Problem description. In the copy, include every entry exactly but none of the images.

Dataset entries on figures
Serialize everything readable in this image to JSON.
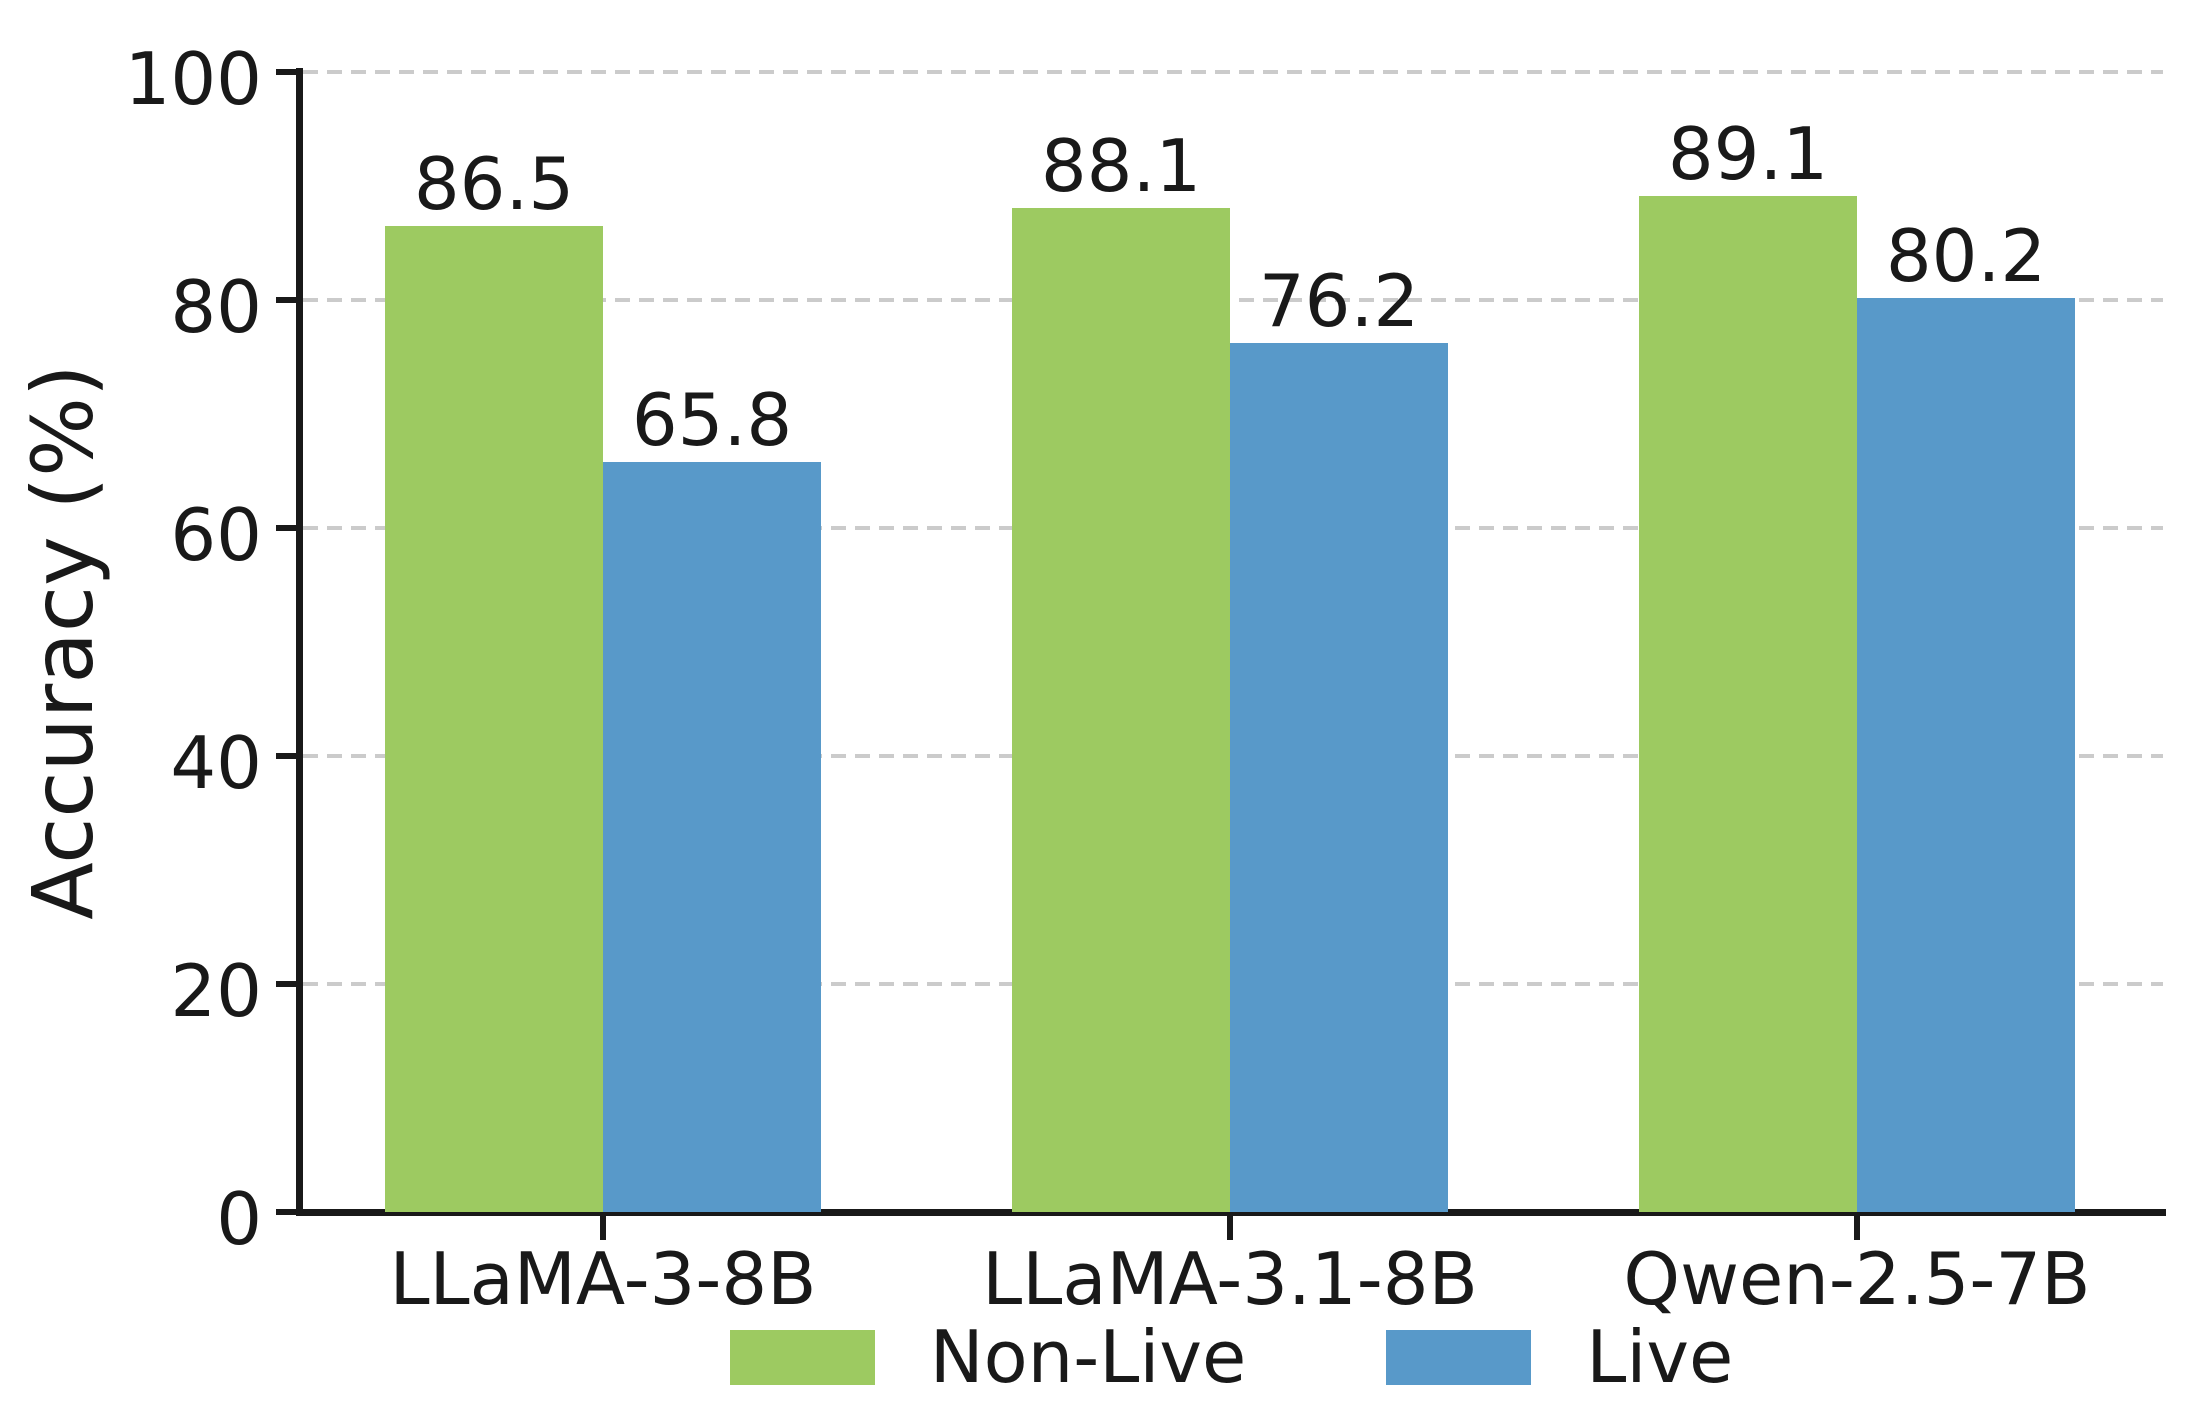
{
  "chart_data": {
    "type": "bar",
    "title": "",
    "categories": [
      "LLaMA-3-8B",
      "LLaMA-3.1-8B",
      "Qwen-2.5-7B"
    ],
    "series": [
      {
        "name": "Non-Live",
        "color": "#9DCA61",
        "values": [
          86.5,
          88.1,
          89.1
        ]
      },
      {
        "name": "Live",
        "color": "#5899C9",
        "values": [
          65.8,
          76.2,
          80.2
        ]
      }
    ],
    "value_labels": [
      [
        "86.5",
        "88.1",
        "89.1"
      ],
      [
        "65.8",
        "76.2",
        "80.2"
      ]
    ],
    "xlabel": "",
    "ylabel": "Accuracy (%)",
    "ylim": [
      0,
      100
    ],
    "yticks": [
      0,
      20,
      40,
      60,
      80,
      100
    ],
    "grid": "horizontal-dashed",
    "legend_position": "bottom-center"
  },
  "colors": {
    "background": "#ffffff",
    "axis_and_text": "#191919",
    "gridline": "#cbcbcb",
    "non_live_bar": "#9DCA61",
    "live_bar": "#5899C9"
  }
}
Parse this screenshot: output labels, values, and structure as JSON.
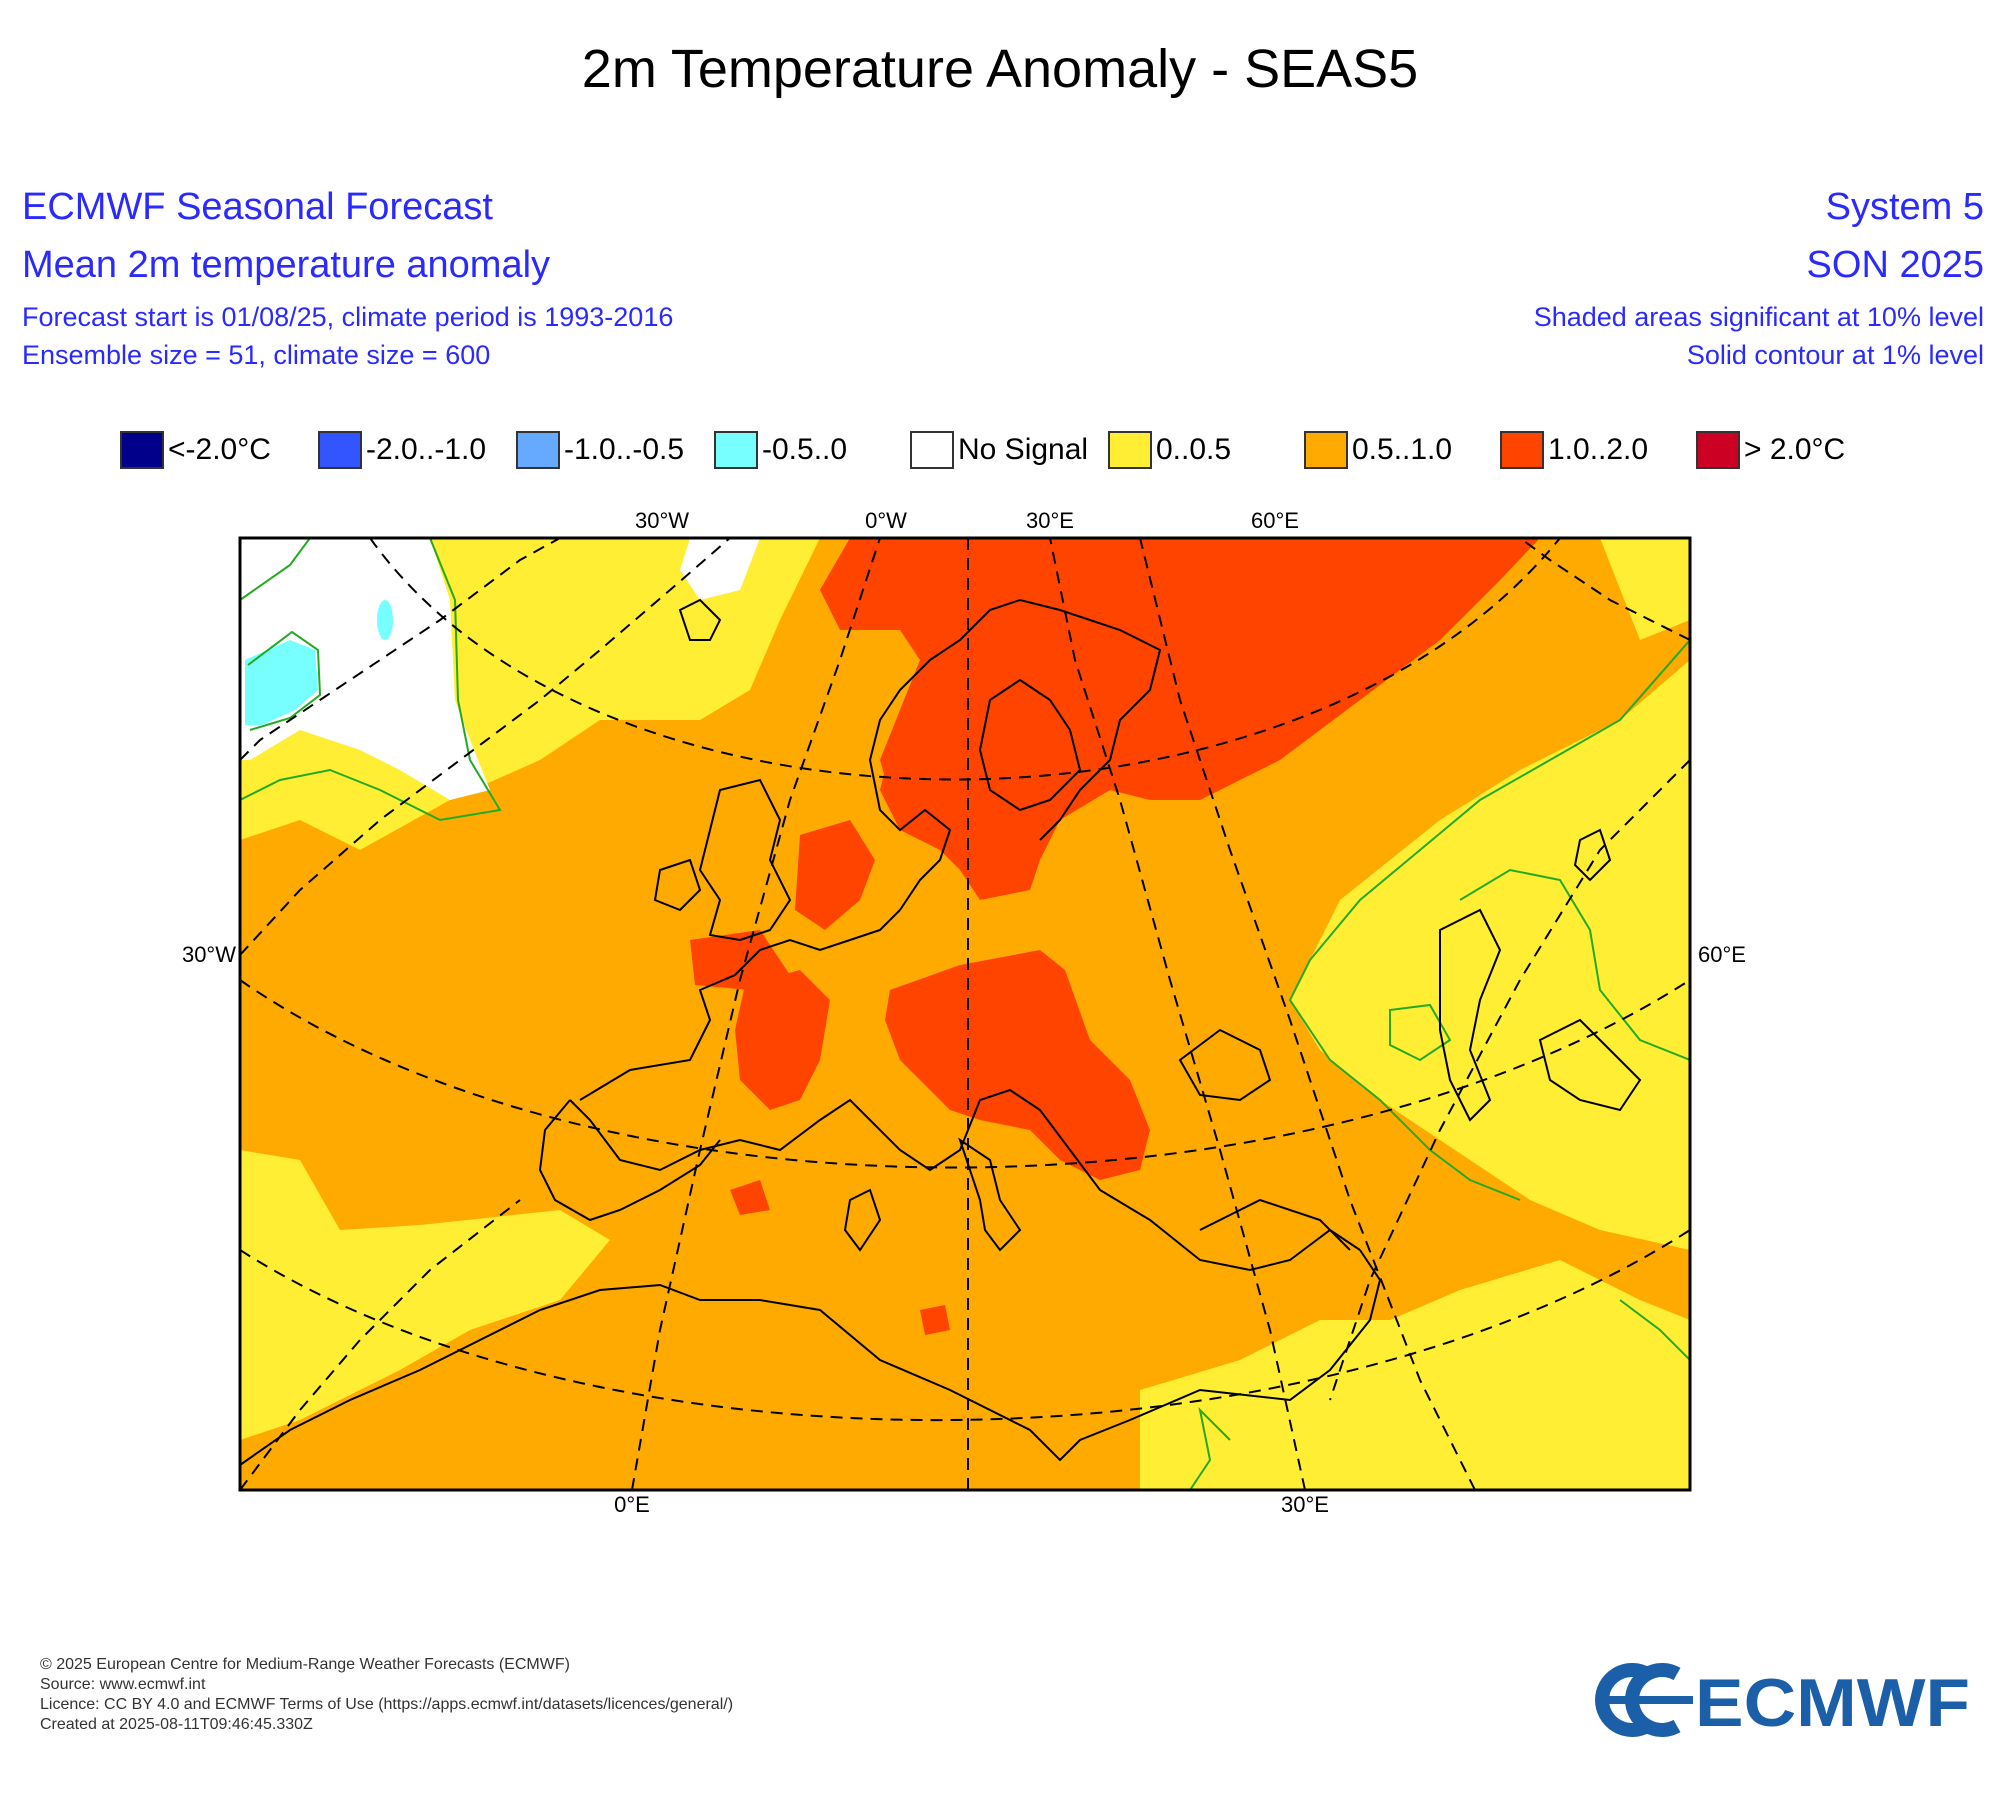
{
  "page_title": "2m Temperature Anomaly - SEAS5",
  "header": {
    "left": {
      "title": "ECMWF Seasonal Forecast",
      "subtitle": "Mean 2m temperature anomaly",
      "line1": "Forecast start is 01/08/25, climate period is 1993-2016",
      "line2": "Ensemble size = 51, climate size = 600"
    },
    "right": {
      "title": "System 5",
      "subtitle": "SON 2025",
      "line1": "Shaded areas significant at 10% level",
      "line2": "Solid contour at 1% level"
    }
  },
  "legend": [
    {
      "label": "<-2.0°C",
      "color": "#00008b"
    },
    {
      "label": "-2.0..-1.0",
      "color": "#3355ff"
    },
    {
      "label": "-1.0..-0.5",
      "color": "#66aaff"
    },
    {
      "label": "-0.5..0",
      "color": "#77ffff"
    },
    {
      "label": "No Signal",
      "color": "#ffffff"
    },
    {
      "label": "0..0.5",
      "color": "#ffee33"
    },
    {
      "label": "0.5..1.0",
      "color": "#ffaa00"
    },
    {
      "label": "1.0..2.0",
      "color": "#ff4400"
    },
    {
      "label": "> 2.0°C",
      "color": "#cc0022"
    }
  ],
  "map_labels": {
    "top": [
      "30°W",
      "0°W",
      "30°E",
      "60°E"
    ],
    "left": "30°W",
    "right": "60°E",
    "bottom": [
      "0°E",
      "30°E"
    ]
  },
  "footer": {
    "copyright": "© 2025 European Centre for Medium-Range Weather Forecasts (ECMWF)",
    "source": "Source: www.ecmwf.int",
    "licence": "Licence: CC BY 4.0 and ECMWF Terms of Use (https://apps.ecmwf.int/datasets/licences/general/)",
    "created": "Created at 2025-08-11T09:46:45.330Z"
  },
  "logo_text": "ECMWF",
  "colors": {
    "header_text": "#2a2aff",
    "contour": "#22aa22",
    "logo": "#1a5fa8"
  }
}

Response to the task.
Serialize everything readable in this image to JSON.
{
  "chart_data": {
    "type": "bar",
    "title": "",
    "categories": [
      "LLaMA-3-8B",
      "LLaMA-3.1-8B",
      "Qwen-2.5-7B"
    ],
    "series": [
      {
        "name": "Non-Live",
        "color": "#9DCA61",
        "values": [
          86.5,
          88.1,
          89.1
        ]
      },
      {
        "name": "Live",
        "color": "#5899C9",
        "values": [
          65.8,
          76.2,
          80.2
        ]
      }
    ],
    "value_labels": [
      [
        "86.5",
        "88.1",
        "89.1"
      ],
      [
        "65.8",
        "76.2",
        "80.2"
      ]
    ],
    "xlabel": "",
    "ylabel": "Accuracy (%)",
    "ylim": [
      0,
      100
    ],
    "yticks": [
      0,
      20,
      40,
      60,
      80,
      100
    ],
    "grid": "horizontal-dashed",
    "legend_position": "bottom-center"
  },
  "colors": {
    "background": "#ffffff",
    "axis_and_text": "#191919",
    "gridline": "#cbcbcb",
    "non_live_bar": "#9DCA61",
    "live_bar": "#5899C9"
  }
}
Parse this screenshot: output labels, values, and structure as JSON.
{
  "page_title": "2m Temperature Anomaly - SEAS5",
  "header": {
    "left": {
      "title": "ECMWF Seasonal Forecast",
      "subtitle": "Mean 2m temperature anomaly",
      "line1": "Forecast start is 01/08/25, climate period is 1993-2016",
      "line2": "Ensemble size = 51, climate size = 600"
    },
    "right": {
      "title": "System 5",
      "subtitle": "SON 2025",
      "line1": "Shaded areas significant at 10% level",
      "line2": "Solid contour at 1% level"
    }
  },
  "legend": [
    {
      "label": "<-2.0°C",
      "color": "#00008b"
    },
    {
      "label": "-2.0..-1.0",
      "color": "#3355ff"
    },
    {
      "label": "-1.0..-0.5",
      "color": "#66aaff"
    },
    {
      "label": "-0.5..0",
      "color": "#77ffff"
    },
    {
      "label": "No Signal",
      "color": "#ffffff"
    },
    {
      "label": "0..0.5",
      "color": "#ffee33"
    },
    {
      "label": "0.5..1.0",
      "color": "#ffaa00"
    },
    {
      "label": "1.0..2.0",
      "color": "#ff4400"
    },
    {
      "label": "> 2.0°C",
      "color": "#cc0022"
    }
  ],
  "map_labels": {
    "top": [
      "30°W",
      "0°W",
      "30°E",
      "60°E"
    ],
    "left": "30°W",
    "right": "60°E",
    "bottom": [
      "0°E",
      "30°E"
    ]
  },
  "footer": {
    "copyright": "© 2025 European Centre for Medium-Range Weather Forecasts (ECMWF)",
    "source": "Source: www.ecmwf.int",
    "licence": "Licence: CC BY 4.0 and ECMWF Terms of Use (https://apps.ecmwf.int/datasets/licences/general/)",
    "created": "Created at 2025-08-11T09:46:45.330Z"
  },
  "logo_text": "ECMWF",
  "colors": {
    "header_text": "#2a2aff",
    "contour": "#22aa22",
    "logo": "#1a5fa8"
  }
}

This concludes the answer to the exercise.